Stored records
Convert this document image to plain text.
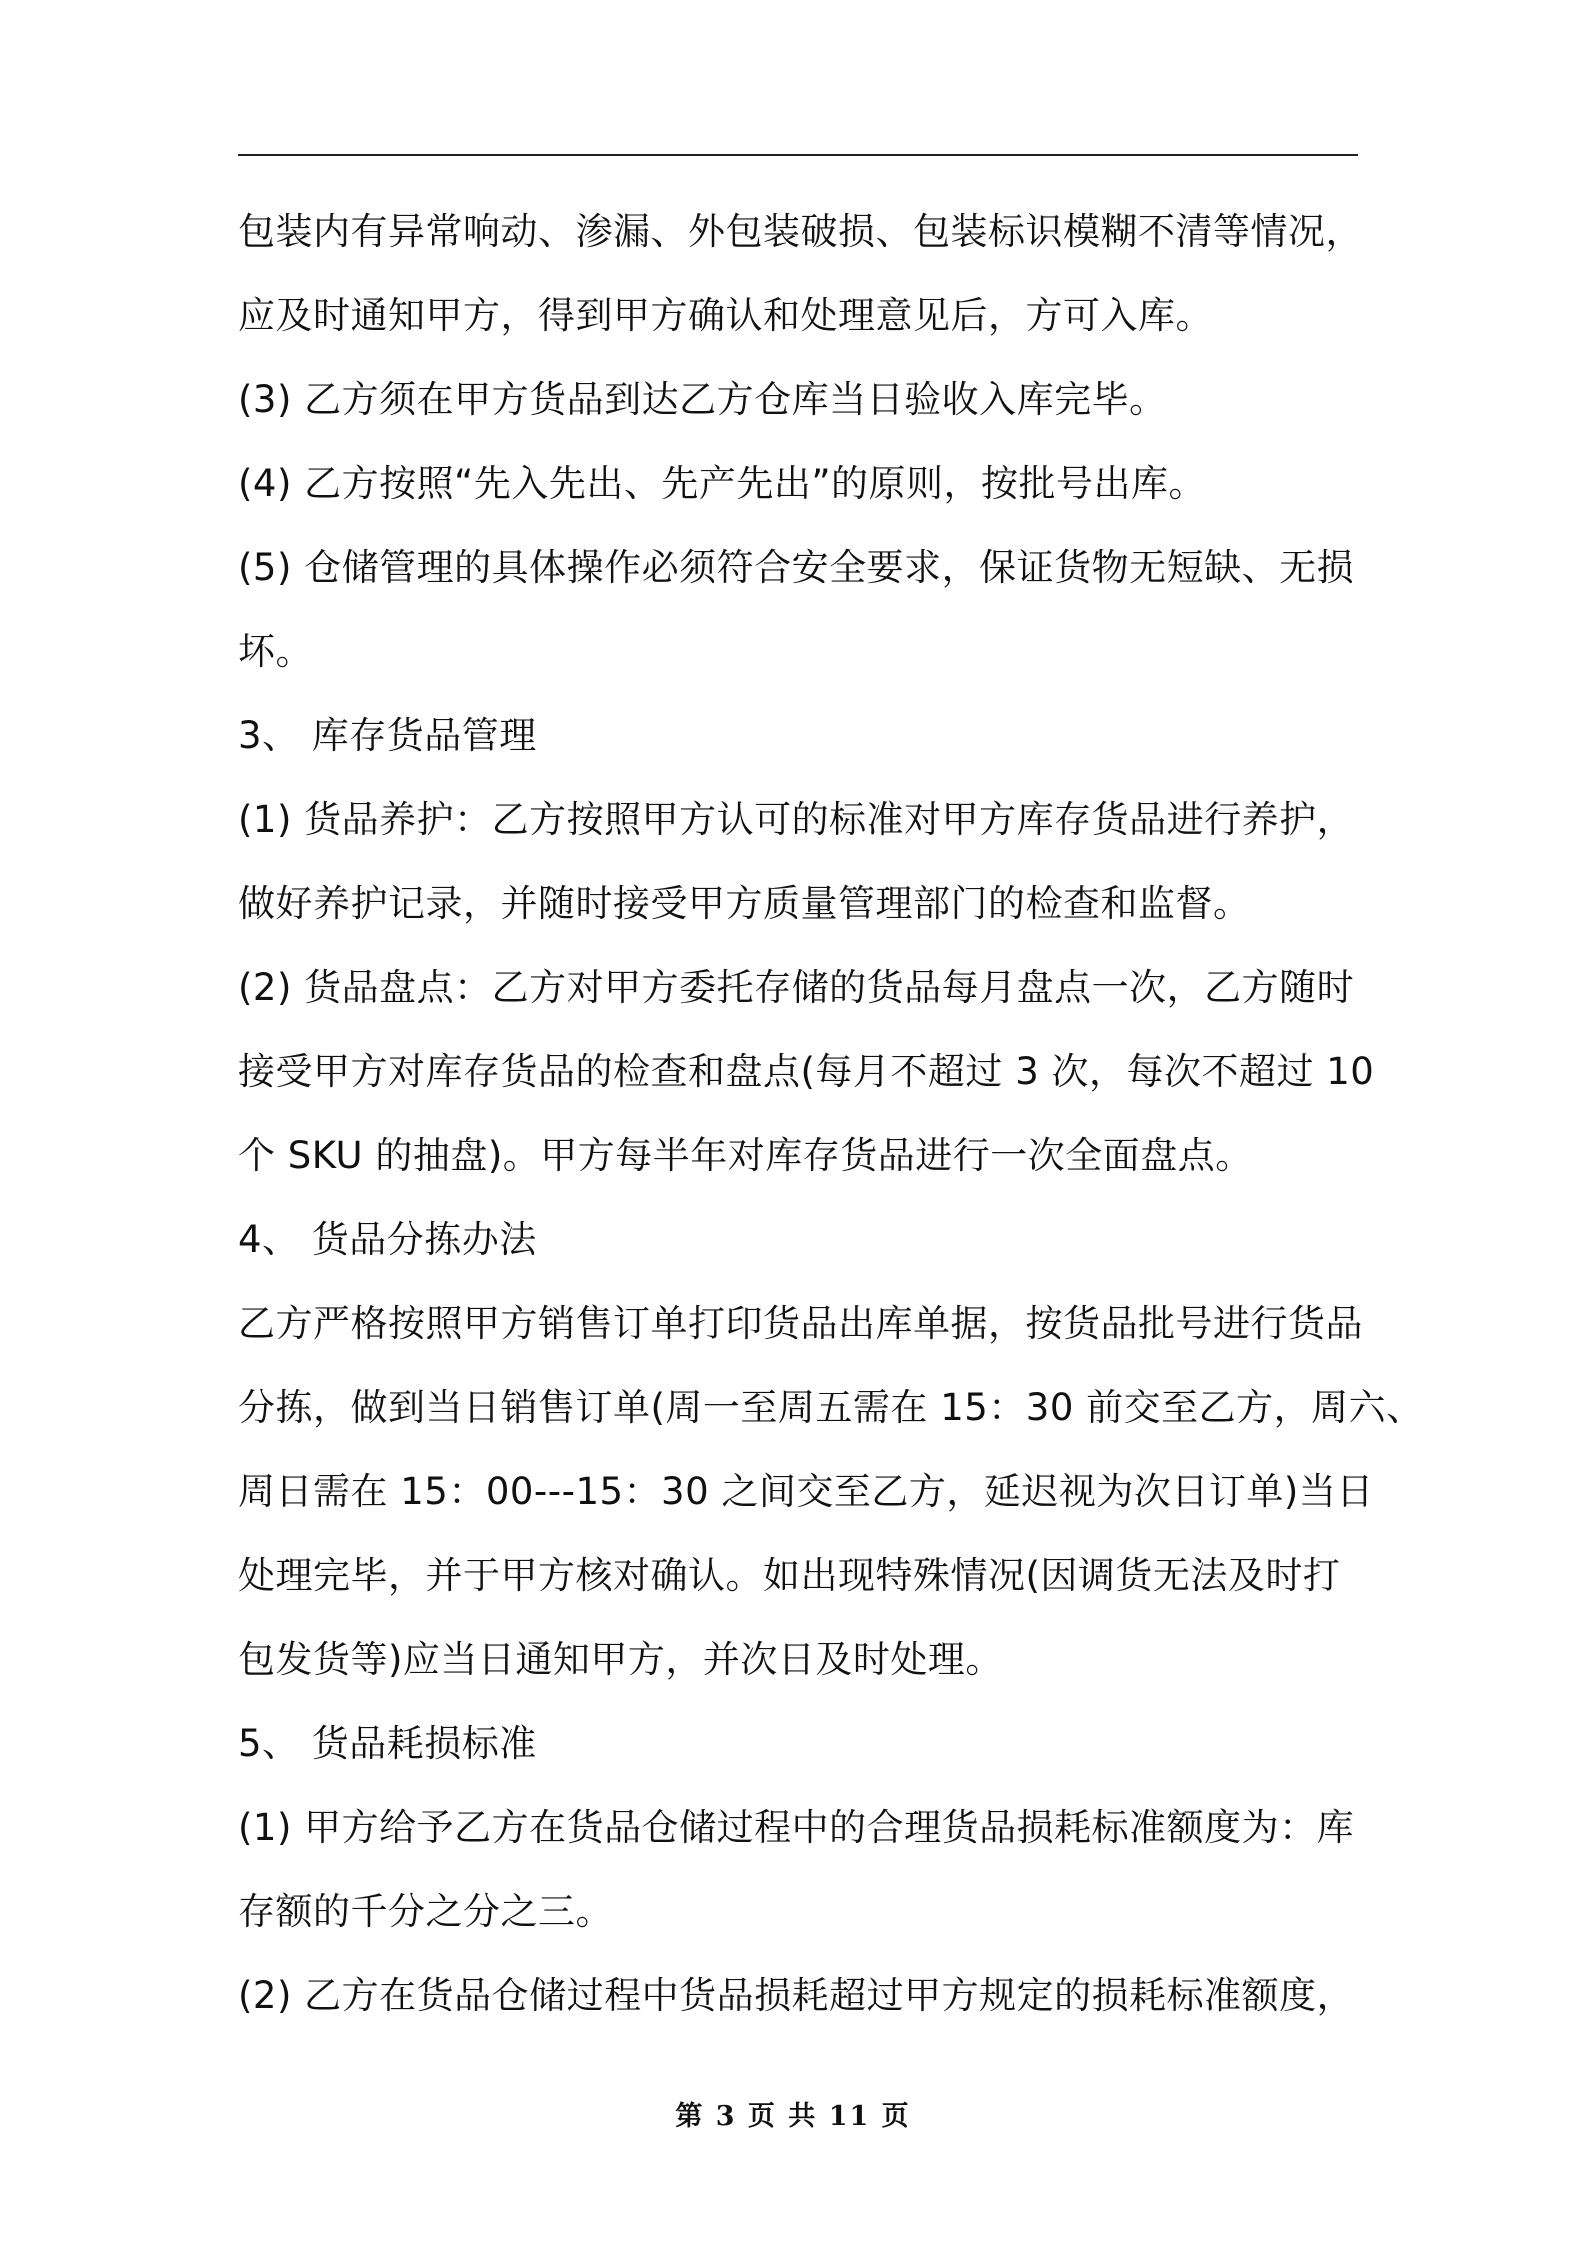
包装内有异常响动、渗漏、外包装破损、包装标识模糊不清等情况，
应及时通知甲方，得到甲方确认和处理意见后，方可入库。
(3) 乙方须在甲方货品到达乙方仓库当日验收入库完毕。
(4) 乙方按照“先入先出、先产先出”的原则，按批号出库。
(5) 仓储管理的具体操作必须符合安全要求，保证货物无短缺、无损
坏。
3、 库存货品管理
(1) 货品养护：乙方按照甲方认可的标准对甲方库存货品进行养护，
做好养护记录，并随时接受甲方质量管理部门的检查和监督。
(2) 货品盘点：乙方对甲方委托存储的货品每月盘点一次，乙方随时
接受甲方对库存货品的检查和盘点(每月不超过 3 次，每次不超过 10
个 SKU 的抽盘)。甲方每半年对库存货品进行一次全面盘点。
4、 货品分拣办法
乙方严格按照甲方销售订单打印货品出库单据，按货品批号进行货品
分拣，做到当日销售订单(周一至周五需在 15：30 前交至乙方，周六、
周日需在 15：00---15：30 之间交至乙方，延迟视为次日订单)当日
处理完毕，并于甲方核对确认。如出现特殊情况(因调货无法及时打
包发货等)应当日通知甲方，并次日及时处理。
5、 货品耗损标准
(1) 甲方给予乙方在货品仓储过程中的合理货品损耗标准额度为：库
存额的千分之分之三。
(2) 乙方在货品仓储过程中货品损耗超过甲方规定的损耗标准额度，
第 3 页 共 11 页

=== Request ===
Print every entry above again without changing a word, and omit the pictures.

=== The output ===
Convert this document image to plain text.
包装内有异常响动、渗漏、外包装破损、包装标识模糊不清等情况，
应及时通知甲方，得到甲方确认和处理意见后，方可入库。
(3) 乙方须在甲方货品到达乙方仓库当日验收入库完毕。
(4) 乙方按照“先入先出、先产先出”的原则，按批号出库。
(5) 仓储管理的具体操作必须符合安全要求，保证货物无短缺、无损
坏。
3、 库存货品管理
(1) 货品养护：乙方按照甲方认可的标准对甲方库存货品进行养护，
做好养护记录，并随时接受甲方质量管理部门的检查和监督。
(2) 货品盘点：乙方对甲方委托存储的货品每月盘点一次，乙方随时
接受甲方对库存货品的检查和盘点(每月不超过 3 次，每次不超过 10
个 SKU 的抽盘)。甲方每半年对库存货品进行一次全面盘点。
4、 货品分拣办法
乙方严格按照甲方销售订单打印货品出库单据，按货品批号进行货品
分拣，做到当日销售订单(周一至周五需在 15：30 前交至乙方，周六、
周日需在 15：00---15：30 之间交至乙方，延迟视为次日订单)当日
处理完毕，并于甲方核对确认。如出现特殊情况(因调货无法及时打
包发货等)应当日通知甲方，并次日及时处理。
5、 货品耗损标准
(1) 甲方给予乙方在货品仓储过程中的合理货品损耗标准额度为：库
存额的千分之分之三。
(2) 乙方在货品仓储过程中货品损耗超过甲方规定的损耗标准额度，
第 3 页 共 11 页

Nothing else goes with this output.